> _TASK STATEMENT_:
In the entries below, count every line containing "Large". Reply with the number alone.

> _LISTED ENTRIES_:
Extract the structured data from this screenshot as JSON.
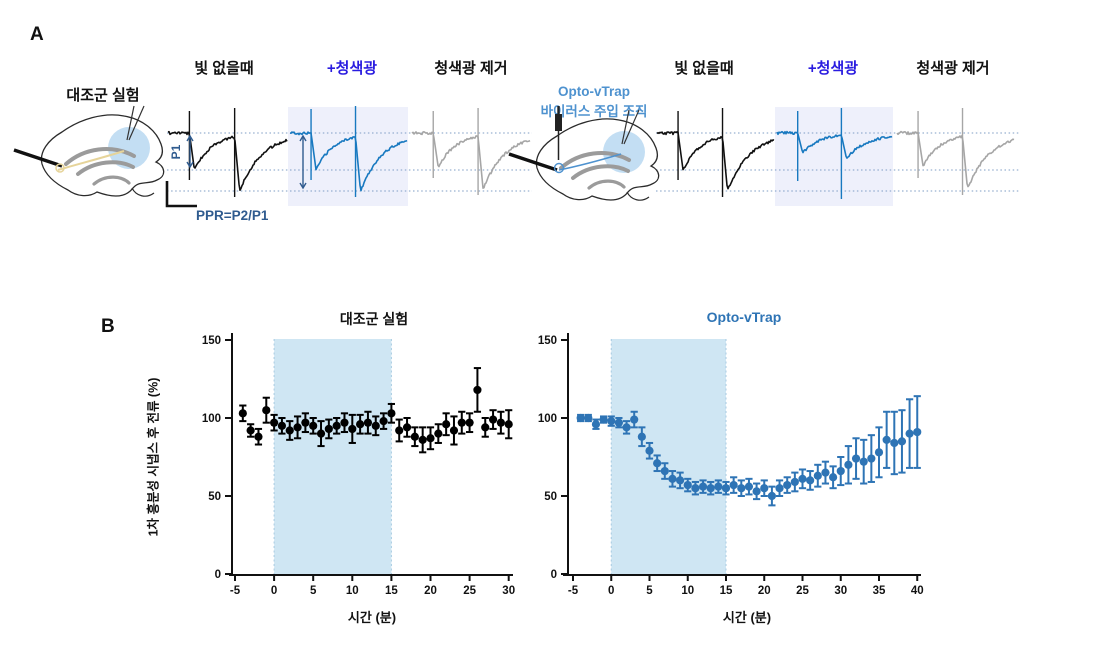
{
  "figure": {
    "panel_a_label": "A",
    "panel_b_label": "B"
  },
  "panel_a": {
    "control_title": "대조군 실험",
    "opto_title_line1": "Opto-vTrap",
    "opto_title_line2": "바이러스 주입 조직",
    "conditions": [
      "빛 없을때",
      "+청색광",
      "청색광 제거"
    ],
    "p1_label": "P1",
    "p2_label": "P2",
    "ppr_label": "PPR=P2/P1",
    "trace_groups": [
      {
        "name": "control",
        "traces": [
          {
            "condition": "no-light",
            "color_key": "trace_black",
            "p1": 37,
            "p2": 58,
            "art_up": 22,
            "art_dn1": 47,
            "art_dn2": 64
          },
          {
            "condition": "blue-light",
            "color_key": "trace_blue",
            "p1": 37,
            "p2": 58,
            "art_up": 24,
            "art_dn1": 47,
            "art_dn2": 64
          },
          {
            "condition": "light-removed",
            "color_key": "trace_gray",
            "p1": 34,
            "p2": 56,
            "art_up": 22,
            "art_dn1": 45,
            "art_dn2": 62
          }
        ]
      },
      {
        "name": "opto-vtrap",
        "traces": [
          {
            "condition": "no-light",
            "color_key": "trace_black",
            "p1": 37,
            "p2": 58,
            "art_up": 22,
            "art_dn1": 47,
            "art_dn2": 64
          },
          {
            "condition": "blue-light",
            "color_key": "trace_blue",
            "p1": 20,
            "p2": 25,
            "art_up": 22,
            "art_dn1": 48,
            "art_dn2": 66
          },
          {
            "condition": "light-removed",
            "color_key": "trace_gray",
            "p1": 33,
            "p2": 56,
            "art_up": 22,
            "art_dn1": 45,
            "art_dn2": 62
          }
        ]
      }
    ]
  },
  "panel_b": {
    "ylabel": "1차 흥분성 시냅스 후 전류 (%)"
  },
  "chart_data": [
    {
      "type": "scatter",
      "title": "대조군 실험",
      "xlabel": "시간 (분)",
      "ylabel": "1차 흥분성 시냅스 후 전류 (%)",
      "xlim": [
        -5,
        30
      ],
      "ylim": [
        0,
        150
      ],
      "xticks": [
        -5,
        0,
        5,
        10,
        15,
        20,
        25,
        30
      ],
      "yticks": [
        0,
        50,
        100,
        150
      ],
      "shaded_region": {
        "x0": 0,
        "x1": 15,
        "label": "+청색광"
      },
      "point_color_key": "point_black",
      "x": [
        -4,
        -3,
        -2,
        -1,
        0,
        1,
        2,
        3,
        4,
        5,
        6,
        7,
        8,
        9,
        10,
        11,
        12,
        13,
        14,
        15,
        16,
        17,
        18,
        19,
        20,
        21,
        22,
        23,
        24,
        25,
        26,
        27,
        28,
        29,
        30
      ],
      "y": [
        103,
        92,
        88,
        105,
        97,
        95,
        92,
        94,
        97,
        95,
        90,
        93,
        95,
        97,
        93,
        96,
        97,
        95,
        98,
        103,
        92,
        94,
        88,
        86,
        87,
        90,
        96,
        92,
        97,
        97,
        118,
        94,
        99,
        97,
        96
      ],
      "err": [
        5,
        4,
        5,
        8,
        5,
        5,
        6,
        7,
        6,
        5,
        8,
        6,
        5,
        6,
        9,
        6,
        7,
        6,
        5,
        6,
        7,
        6,
        6,
        8,
        7,
        6,
        7,
        9,
        7,
        6,
        14,
        6,
        6,
        7,
        9
      ]
    },
    {
      "type": "scatter",
      "title": "Opto-vTrap",
      "xlabel": "시간 (분)",
      "ylabel": "1차 흥분성 시냅스 후 전류 (%)",
      "xlim": [
        -5,
        40
      ],
      "ylim": [
        0,
        150
      ],
      "xticks": [
        -5,
        0,
        5,
        10,
        15,
        20,
        25,
        30,
        35,
        40
      ],
      "yticks": [
        0,
        50,
        100,
        150
      ],
      "shaded_region": {
        "x0": 0,
        "x1": 15,
        "label": "+청색광"
      },
      "point_color_key": "point_blue",
      "x": [
        -4,
        -3,
        -2,
        -1,
        0,
        1,
        2,
        3,
        4,
        5,
        6,
        7,
        8,
        9,
        10,
        11,
        12,
        13,
        14,
        15,
        16,
        17,
        18,
        19,
        20,
        21,
        22,
        23,
        24,
        25,
        26,
        27,
        28,
        29,
        30,
        31,
        32,
        33,
        34,
        35,
        36,
        37,
        38,
        39,
        40
      ],
      "y": [
        100,
        100,
        96,
        99,
        98,
        97,
        94,
        99,
        88,
        79,
        71,
        66,
        61,
        60,
        57,
        55,
        56,
        55,
        56,
        55,
        57,
        55,
        56,
        53,
        55,
        50,
        55,
        57,
        59,
        61,
        60,
        63,
        65,
        62,
        66,
        70,
        74,
        72,
        74,
        78,
        86,
        84,
        85,
        90,
        91
      ],
      "err": [
        2,
        2,
        3,
        2,
        3,
        3,
        4,
        5,
        6,
        5,
        5,
        5,
        5,
        5,
        4,
        4,
        4,
        4,
        4,
        4,
        5,
        5,
        5,
        5,
        5,
        6,
        5,
        5,
        6,
        6,
        6,
        7,
        7,
        7,
        9,
        12,
        13,
        14,
        15,
        16,
        18,
        20,
        20,
        22,
        23
      ]
    }
  ],
  "colors": {
    "point_black": "#000000",
    "point_blue": "#2E74B5",
    "trace_black": "#111111",
    "trace_blue": "#1879C0",
    "trace_gray": "#A6A6A6",
    "bluelight_text": "#2A1CE0",
    "opto_label_blue": "#4E92CF",
    "opto_title_blue": "#2E74B5",
    "chart_shade": "#CFE6F3",
    "trace_shade": "#EEF0FB",
    "dotted_line": "#7D9CC4",
    "annotation_navy": "#2F5B8F",
    "highlight_circle": "#AFD3EF"
  }
}
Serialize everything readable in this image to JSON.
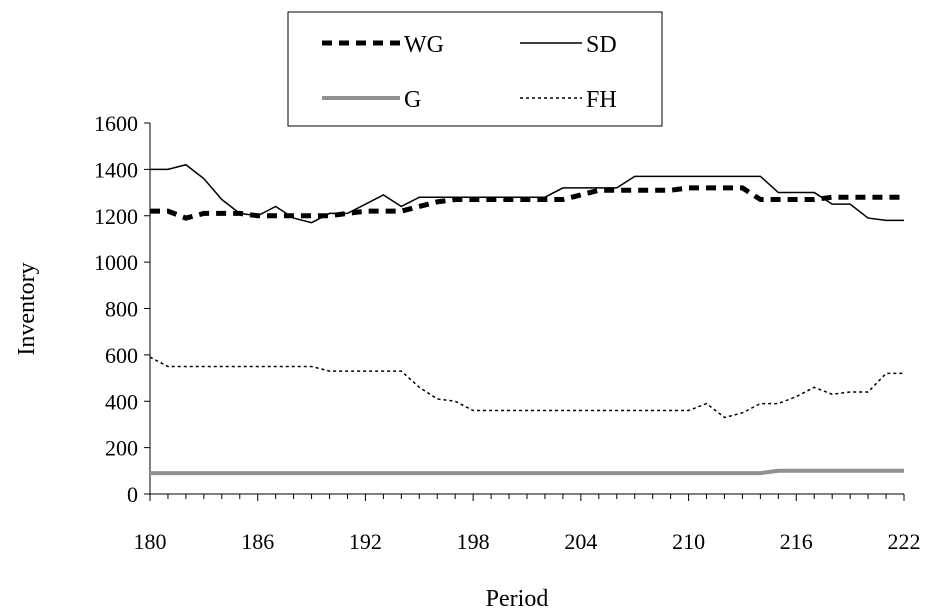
{
  "chart_data": {
    "type": "line",
    "xlabel": "Period",
    "ylabel": "Inventory",
    "xlim": [
      180,
      222
    ],
    "ylim": [
      0,
      1600
    ],
    "x_ticks": [
      "180",
      "186",
      "192",
      "198",
      "204",
      "210",
      "216",
      "222"
    ],
    "y_ticks": [
      "0",
      "200",
      "400",
      "600",
      "800",
      "1000",
      "1200",
      "1400",
      "1600"
    ],
    "grid": false,
    "legend_position": "top-center",
    "x": [
      180,
      181,
      182,
      183,
      184,
      185,
      186,
      187,
      188,
      189,
      190,
      191,
      192,
      193,
      194,
      195,
      196,
      197,
      198,
      199,
      200,
      201,
      202,
      203,
      204,
      205,
      206,
      207,
      208,
      209,
      210,
      211,
      212,
      213,
      214,
      215,
      216,
      217,
      218,
      219,
      220,
      221,
      222
    ],
    "series": [
      {
        "name": "WG",
        "style": "dashed-thick",
        "color": "#000000",
        "values": [
          1220,
          1220,
          1190,
          1210,
          1210,
          1210,
          1200,
          1200,
          1200,
          1200,
          1200,
          1210,
          1220,
          1220,
          1220,
          1240,
          1260,
          1270,
          1270,
          1270,
          1270,
          1270,
          1270,
          1270,
          1290,
          1310,
          1310,
          1310,
          1310,
          1310,
          1320,
          1320,
          1320,
          1320,
          1270,
          1270,
          1270,
          1270,
          1280,
          1280,
          1280,
          1280,
          1280
        ]
      },
      {
        "name": "SD",
        "style": "solid-thin",
        "color": "#000000",
        "values": [
          1400,
          1400,
          1420,
          1360,
          1270,
          1210,
          1200,
          1240,
          1190,
          1170,
          1210,
          1210,
          1250,
          1290,
          1240,
          1280,
          1280,
          1280,
          1280,
          1280,
          1280,
          1280,
          1280,
          1320,
          1320,
          1320,
          1320,
          1370,
          1370,
          1370,
          1370,
          1370,
          1370,
          1370,
          1370,
          1300,
          1300,
          1300,
          1250,
          1250,
          1190,
          1180,
          1180
        ]
      },
      {
        "name": "G",
        "style": "solid-thick-gray",
        "color": "#909090",
        "values": [
          90,
          90,
          90,
          90,
          90,
          90,
          90,
          90,
          90,
          90,
          90,
          90,
          90,
          90,
          90,
          90,
          90,
          90,
          90,
          90,
          90,
          90,
          90,
          90,
          90,
          90,
          90,
          90,
          90,
          90,
          90,
          90,
          90,
          90,
          90,
          100,
          100,
          100,
          100,
          100,
          100,
          100,
          100
        ]
      },
      {
        "name": "FH",
        "style": "dotted",
        "color": "#000000",
        "values": [
          590,
          550,
          550,
          550,
          550,
          550,
          550,
          550,
          550,
          550,
          530,
          530,
          530,
          530,
          530,
          460,
          410,
          400,
          360,
          360,
          360,
          360,
          360,
          360,
          360,
          360,
          360,
          360,
          360,
          360,
          360,
          390,
          330,
          350,
          390,
          390,
          420,
          460,
          430,
          440,
          440,
          520,
          520
        ]
      }
    ]
  }
}
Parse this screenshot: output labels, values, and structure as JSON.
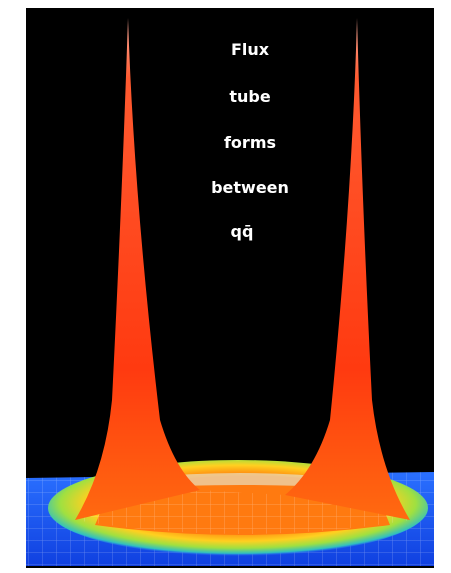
{
  "caption": {
    "lines": [
      "Flux",
      "tube",
      "forms",
      "between",
      "qq̄"
    ]
  }
}
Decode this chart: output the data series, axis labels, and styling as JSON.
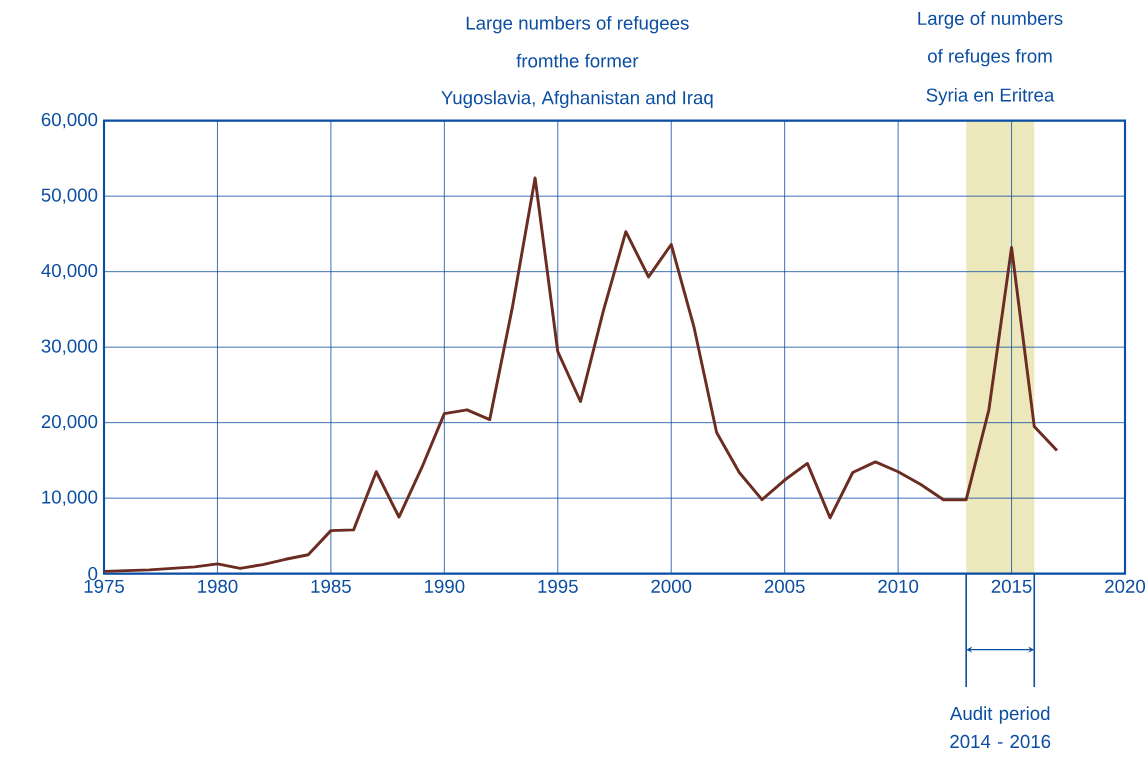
{
  "chart_data": {
    "type": "line",
    "x": [
      1975,
      1976,
      1977,
      1978,
      1979,
      1980,
      1981,
      1982,
      1983,
      1984,
      1985,
      1986,
      1987,
      1988,
      1989,
      1990,
      1991,
      1992,
      1993,
      1994,
      1995,
      1996,
      1997,
      1998,
      1999,
      2000,
      2001,
      2002,
      2003,
      2004,
      2005,
      2006,
      2007,
      2008,
      2009,
      2010,
      2011,
      2012,
      2013,
      2014,
      2015,
      2016,
      2017
    ],
    "series": [
      {
        "color": "#6b2c22",
        "values": [
          300,
          400,
          500,
          700,
          900,
          1300,
          700,
          1200,
          1900,
          2500,
          5700,
          5800,
          13500,
          7500,
          14000,
          21200,
          21700,
          20400,
          35300,
          52400,
          29400,
          22800,
          34700,
          45300,
          39300,
          43600,
          32700,
          18700,
          13400,
          9800,
          12400,
          14600,
          7400,
          13400,
          14800,
          13500,
          11800,
          9800,
          9800,
          21700,
          43200,
          19500,
          16300
        ]
      }
    ],
    "xlim": [
      1975,
      2020
    ],
    "xticks": [
      1975,
      1980,
      1985,
      1990,
      1995,
      2000,
      2005,
      2010,
      2015,
      2020
    ],
    "ylim": [
      0,
      60000
    ],
    "yticks": [
      0,
      {
        "value": 10000,
        "label": "10,000"
      },
      {
        "value": 20000,
        "label": "20,000"
      },
      {
        "value": 30000,
        "label": "30,000"
      },
      {
        "value": 40000,
        "label": "40,000"
      },
      {
        "value": 50000,
        "label": "50,000"
      },
      {
        "value": 60000,
        "label": "60,000"
      }
    ],
    "grid": true,
    "marker": "none",
    "line_style": "solid",
    "bands": [
      {
        "axis": "x",
        "from": 2013,
        "to": 2016,
        "label": "Audit period 2014 - 2016",
        "color": "#ece8bb"
      }
    ],
    "annotations": [
      "Large numbers of refugees",
      "fromthe former",
      "Yugoslavia, Afghanistan and Iraq",
      "Large of numbers",
      "of refuges from",
      "Syria en Eritrea"
    ]
  }
}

> _THE COMPLETED TASK_:
2